# Material for this task start

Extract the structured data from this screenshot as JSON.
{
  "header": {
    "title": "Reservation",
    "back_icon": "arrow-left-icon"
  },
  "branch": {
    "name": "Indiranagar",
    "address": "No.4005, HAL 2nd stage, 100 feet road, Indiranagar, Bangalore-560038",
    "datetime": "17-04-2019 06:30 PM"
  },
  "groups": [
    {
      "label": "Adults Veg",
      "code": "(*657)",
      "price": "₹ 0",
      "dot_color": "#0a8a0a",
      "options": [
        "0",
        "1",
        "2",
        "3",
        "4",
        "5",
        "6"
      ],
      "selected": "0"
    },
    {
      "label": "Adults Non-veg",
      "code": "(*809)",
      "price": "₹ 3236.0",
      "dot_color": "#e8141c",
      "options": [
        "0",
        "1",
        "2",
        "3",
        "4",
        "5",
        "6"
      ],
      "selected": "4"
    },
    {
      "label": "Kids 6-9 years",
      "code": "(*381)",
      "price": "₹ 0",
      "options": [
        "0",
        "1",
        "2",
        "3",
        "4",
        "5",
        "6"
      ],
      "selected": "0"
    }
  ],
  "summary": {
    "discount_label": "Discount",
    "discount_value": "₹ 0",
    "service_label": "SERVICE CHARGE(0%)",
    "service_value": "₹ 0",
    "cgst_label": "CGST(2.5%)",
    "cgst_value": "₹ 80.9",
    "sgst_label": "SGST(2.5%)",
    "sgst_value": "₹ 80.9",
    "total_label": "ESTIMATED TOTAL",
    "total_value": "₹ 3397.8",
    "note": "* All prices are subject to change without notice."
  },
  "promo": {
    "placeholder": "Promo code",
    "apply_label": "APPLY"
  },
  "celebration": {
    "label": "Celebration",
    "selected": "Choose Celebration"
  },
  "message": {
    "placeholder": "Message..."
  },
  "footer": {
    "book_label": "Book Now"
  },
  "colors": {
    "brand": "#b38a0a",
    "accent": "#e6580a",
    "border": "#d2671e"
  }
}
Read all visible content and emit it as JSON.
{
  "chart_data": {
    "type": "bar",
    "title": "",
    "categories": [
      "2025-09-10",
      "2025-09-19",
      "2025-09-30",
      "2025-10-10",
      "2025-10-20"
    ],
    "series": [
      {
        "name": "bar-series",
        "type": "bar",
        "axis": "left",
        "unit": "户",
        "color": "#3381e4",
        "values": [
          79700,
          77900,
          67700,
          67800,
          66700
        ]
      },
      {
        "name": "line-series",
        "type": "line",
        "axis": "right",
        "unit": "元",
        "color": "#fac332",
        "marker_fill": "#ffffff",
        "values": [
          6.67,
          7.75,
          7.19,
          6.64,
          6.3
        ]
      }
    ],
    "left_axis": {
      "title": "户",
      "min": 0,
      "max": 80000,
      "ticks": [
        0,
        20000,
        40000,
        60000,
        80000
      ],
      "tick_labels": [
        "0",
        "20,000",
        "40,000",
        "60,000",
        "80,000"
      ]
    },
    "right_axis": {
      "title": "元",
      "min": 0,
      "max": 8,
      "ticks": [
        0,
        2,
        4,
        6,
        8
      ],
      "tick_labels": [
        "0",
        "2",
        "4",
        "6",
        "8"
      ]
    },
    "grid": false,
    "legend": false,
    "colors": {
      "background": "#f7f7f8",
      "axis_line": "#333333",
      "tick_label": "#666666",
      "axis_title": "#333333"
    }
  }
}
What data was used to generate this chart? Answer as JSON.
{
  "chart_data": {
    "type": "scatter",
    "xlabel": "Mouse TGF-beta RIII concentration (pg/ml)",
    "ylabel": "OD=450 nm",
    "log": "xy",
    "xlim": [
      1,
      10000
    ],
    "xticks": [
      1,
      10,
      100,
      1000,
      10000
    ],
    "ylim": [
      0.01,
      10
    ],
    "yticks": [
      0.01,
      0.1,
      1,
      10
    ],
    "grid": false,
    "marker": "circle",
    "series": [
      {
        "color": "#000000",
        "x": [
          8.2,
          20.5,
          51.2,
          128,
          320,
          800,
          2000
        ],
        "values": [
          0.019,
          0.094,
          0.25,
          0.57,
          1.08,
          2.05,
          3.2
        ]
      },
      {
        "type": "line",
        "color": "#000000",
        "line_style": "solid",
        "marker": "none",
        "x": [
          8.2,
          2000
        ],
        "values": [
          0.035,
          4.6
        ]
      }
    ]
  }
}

# Material for this task end

Problem to solve:
Can you restate every record above word for word?

Exercise response:
Extract the structured data from this screenshot as JSON.
{
  "header": {
    "title": "Reservation",
    "back_icon": "arrow-left-icon"
  },
  "branch": {
    "name": "Indiranagar",
    "address": "No.4005, HAL 2nd stage, 100 feet road, Indiranagar, Bangalore-560038",
    "datetime": "17-04-2019 06:30 PM"
  },
  "groups": [
    {
      "label": "Adults Veg",
      "code": "(*657)",
      "price": "₹ 0",
      "dot_color": "#0a8a0a",
      "options": [
        "0",
        "1",
        "2",
        "3",
        "4",
        "5",
        "6"
      ],
      "selected": "0"
    },
    {
      "label": "Adults Non-veg",
      "code": "(*809)",
      "price": "₹ 3236.0",
      "dot_color": "#e8141c",
      "options": [
        "0",
        "1",
        "2",
        "3",
        "4",
        "5",
        "6"
      ],
      "selected": "4"
    },
    {
      "label": "Kids 6-9 years",
      "code": "(*381)",
      "price": "₹ 0",
      "options": [
        "0",
        "1",
        "2",
        "3",
        "4",
        "5",
        "6"
      ],
      "selected": "0"
    }
  ],
  "summary": {
    "discount_label": "Discount",
    "discount_value": "₹ 0",
    "service_label": "SERVICE CHARGE(0%)",
    "service_value": "₹ 0",
    "cgst_label": "CGST(2.5%)",
    "cgst_value": "₹ 80.9",
    "sgst_label": "SGST(2.5%)",
    "sgst_value": "₹ 80.9",
    "total_label": "ESTIMATED TOTAL",
    "total_value": "₹ 3397.8",
    "note": "* All prices are subject to change without notice."
  },
  "promo": {
    "placeholder": "Promo code",
    "apply_label": "APPLY"
  },
  "celebration": {
    "label": "Celebration",
    "selected": "Choose Celebration"
  },
  "message": {
    "placeholder": "Message..."
  },
  "footer": {
    "book_label": "Book Now"
  },
  "colors": {
    "brand": "#b38a0a",
    "accent": "#e6580a",
    "border": "#d2671e"
  }
}
Read all visible content and emit it as JSON.
{
  "chart_data": {
    "type": "bar",
    "title": "",
    "categories": [
      "2025-09-10",
      "2025-09-19",
      "2025-09-30",
      "2025-10-10",
      "2025-10-20"
    ],
    "series": [
      {
        "name": "bar-series",
        "type": "bar",
        "axis": "left",
        "unit": "户",
        "color": "#3381e4",
        "values": [
          79700,
          77900,
          67700,
          67800,
          66700
        ]
      },
      {
        "name": "line-series",
        "type": "line",
        "axis": "right",
        "unit": "元",
        "color": "#fac332",
        "marker_fill": "#ffffff",
        "values": [
          6.67,
          7.75,
          7.19,
          6.64,
          6.3
        ]
      }
    ],
    "left_axis": {
      "title": "户",
      "min": 0,
      "max": 80000,
      "ticks": [
        0,
        20000,
        40000,
        60000,
        80000
      ],
      "tick_labels": [
        "0",
        "20,000",
        "40,000",
        "60,000",
        "80,000"
      ]
    },
    "right_axis": {
      "title": "元",
      "min": 0,
      "max": 8,
      "ticks": [
        0,
        2,
        4,
        6,
        8
      ],
      "tick_labels": [
        "0",
        "2",
        "4",
        "6",
        "8"
      ]
    },
    "grid": false,
    "legend": false,
    "colors": {
      "background": "#f7f7f8",
      "axis_line": "#333333",
      "tick_label": "#666666",
      "axis_title": "#333333"
    }
  }
}
What data was used to generate this chart? Answer as JSON.
{
  "chart_data": {
    "type": "scatter",
    "xlabel": "Mouse TGF-beta RIII concentration (pg/ml)",
    "ylabel": "OD=450 nm",
    "log": "xy",
    "xlim": [
      1,
      10000
    ],
    "xticks": [
      1,
      10,
      100,
      1000,
      10000
    ],
    "ylim": [
      0.01,
      10
    ],
    "yticks": [
      0.01,
      0.1,
      1,
      10
    ],
    "grid": false,
    "marker": "circle",
    "series": [
      {
        "color": "#000000",
        "x": [
          8.2,
          20.5,
          51.2,
          128,
          320,
          800,
          2000
        ],
        "values": [
          0.019,
          0.094,
          0.25,
          0.57,
          1.08,
          2.05,
          3.2
        ]
      },
      {
        "type": "line",
        "color": "#000000",
        "line_style": "solid",
        "marker": "none",
        "x": [
          8.2,
          2000
        ],
        "values": [
          0.035,
          4.6
        ]
      }
    ]
  }
}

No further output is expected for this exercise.